Start of MATERIAL SHOWN

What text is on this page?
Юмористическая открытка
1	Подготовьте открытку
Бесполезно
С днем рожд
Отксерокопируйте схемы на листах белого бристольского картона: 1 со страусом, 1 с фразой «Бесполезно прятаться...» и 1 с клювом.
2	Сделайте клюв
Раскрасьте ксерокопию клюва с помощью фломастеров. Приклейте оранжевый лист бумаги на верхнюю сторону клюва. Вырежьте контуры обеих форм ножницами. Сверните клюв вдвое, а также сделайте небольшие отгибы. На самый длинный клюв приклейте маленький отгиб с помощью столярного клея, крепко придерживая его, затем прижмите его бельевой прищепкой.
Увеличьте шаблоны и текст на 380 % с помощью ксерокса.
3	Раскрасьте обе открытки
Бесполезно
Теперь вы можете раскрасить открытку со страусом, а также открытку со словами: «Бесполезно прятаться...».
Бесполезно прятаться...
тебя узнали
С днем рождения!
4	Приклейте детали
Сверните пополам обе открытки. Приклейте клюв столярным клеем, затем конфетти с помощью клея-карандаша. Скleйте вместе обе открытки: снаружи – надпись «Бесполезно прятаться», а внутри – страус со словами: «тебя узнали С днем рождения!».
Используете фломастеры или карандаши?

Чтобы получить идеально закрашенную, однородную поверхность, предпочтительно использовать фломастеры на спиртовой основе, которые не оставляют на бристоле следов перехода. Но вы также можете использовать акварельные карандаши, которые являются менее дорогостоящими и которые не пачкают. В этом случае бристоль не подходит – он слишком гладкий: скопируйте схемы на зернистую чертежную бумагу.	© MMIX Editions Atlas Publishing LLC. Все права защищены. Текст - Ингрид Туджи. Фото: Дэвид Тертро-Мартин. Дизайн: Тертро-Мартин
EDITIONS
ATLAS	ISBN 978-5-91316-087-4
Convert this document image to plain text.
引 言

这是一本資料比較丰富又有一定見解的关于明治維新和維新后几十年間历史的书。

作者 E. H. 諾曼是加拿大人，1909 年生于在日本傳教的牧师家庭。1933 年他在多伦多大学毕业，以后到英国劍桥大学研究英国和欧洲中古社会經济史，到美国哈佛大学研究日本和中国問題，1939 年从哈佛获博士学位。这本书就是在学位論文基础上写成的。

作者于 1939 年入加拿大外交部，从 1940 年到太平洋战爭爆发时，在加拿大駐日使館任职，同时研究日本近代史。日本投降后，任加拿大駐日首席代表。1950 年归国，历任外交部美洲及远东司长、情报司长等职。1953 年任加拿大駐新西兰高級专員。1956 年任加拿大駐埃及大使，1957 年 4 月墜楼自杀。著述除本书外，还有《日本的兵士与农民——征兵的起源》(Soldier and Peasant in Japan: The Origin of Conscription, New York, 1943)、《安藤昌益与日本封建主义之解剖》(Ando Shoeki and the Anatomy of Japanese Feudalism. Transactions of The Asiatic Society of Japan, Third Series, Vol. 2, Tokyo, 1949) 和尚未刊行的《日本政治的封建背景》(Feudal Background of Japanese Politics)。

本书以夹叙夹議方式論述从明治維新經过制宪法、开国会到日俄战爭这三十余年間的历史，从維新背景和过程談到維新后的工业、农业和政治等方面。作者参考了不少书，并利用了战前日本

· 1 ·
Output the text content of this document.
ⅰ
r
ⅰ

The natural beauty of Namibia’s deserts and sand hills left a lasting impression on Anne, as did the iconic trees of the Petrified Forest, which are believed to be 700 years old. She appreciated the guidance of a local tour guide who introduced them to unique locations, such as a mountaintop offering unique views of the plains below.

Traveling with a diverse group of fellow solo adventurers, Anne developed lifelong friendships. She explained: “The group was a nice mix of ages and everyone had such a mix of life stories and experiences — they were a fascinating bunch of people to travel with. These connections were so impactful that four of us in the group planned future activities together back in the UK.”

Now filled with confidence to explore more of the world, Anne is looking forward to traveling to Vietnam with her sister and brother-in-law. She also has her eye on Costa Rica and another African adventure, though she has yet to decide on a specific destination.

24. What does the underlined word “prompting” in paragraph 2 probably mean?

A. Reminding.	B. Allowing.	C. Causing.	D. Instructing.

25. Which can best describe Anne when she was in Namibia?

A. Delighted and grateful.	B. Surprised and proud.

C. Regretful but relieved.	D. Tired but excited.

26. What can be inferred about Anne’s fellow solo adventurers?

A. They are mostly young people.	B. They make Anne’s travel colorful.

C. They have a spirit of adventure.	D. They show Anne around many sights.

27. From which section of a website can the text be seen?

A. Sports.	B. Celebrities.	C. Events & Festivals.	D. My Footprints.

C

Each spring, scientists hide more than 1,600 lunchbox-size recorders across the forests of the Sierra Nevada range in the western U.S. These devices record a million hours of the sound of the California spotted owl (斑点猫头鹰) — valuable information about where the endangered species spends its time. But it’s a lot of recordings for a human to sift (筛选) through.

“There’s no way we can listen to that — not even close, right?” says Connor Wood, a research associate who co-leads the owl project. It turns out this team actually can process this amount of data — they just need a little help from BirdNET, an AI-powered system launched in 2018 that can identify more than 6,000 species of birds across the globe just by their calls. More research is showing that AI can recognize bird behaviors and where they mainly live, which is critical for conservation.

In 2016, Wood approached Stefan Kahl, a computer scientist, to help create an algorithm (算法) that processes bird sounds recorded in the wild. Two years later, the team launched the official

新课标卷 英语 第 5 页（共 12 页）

End of MATERIAL SHOWN

THE TASK: Collect each line containing the string "that".

THE REPLY:
Traveling with a diverse group of fellow solo adventurers, Anne developed lifelong friendships. She explained: “The group was a nice mix of ages and everyone had such a mix of life stories and experiences — they were a fascinating bunch of people to travel with. These connections were so impactful that four of us in the group planned future activities together back in the UK.”
“There’s no way we can listen to that — not even close, right?” says Connor Wood, a research associate who co-leads the owl project. It turns out this team actually can process this amount of data — they just need a little help from BirdNET, an AI-powered system launched in 2018 that can identify more than 6,000 species of birds across the globe just by their calls. More research is showing that AI can recognize bird behaviors and where they mainly live, which is critical for conservation.
In 2016, Wood approached Stefan Kahl, a computer scientist, to help create an algorithm (算法) that processes bird sounds recorded in the wild. Two years later, the team launched the official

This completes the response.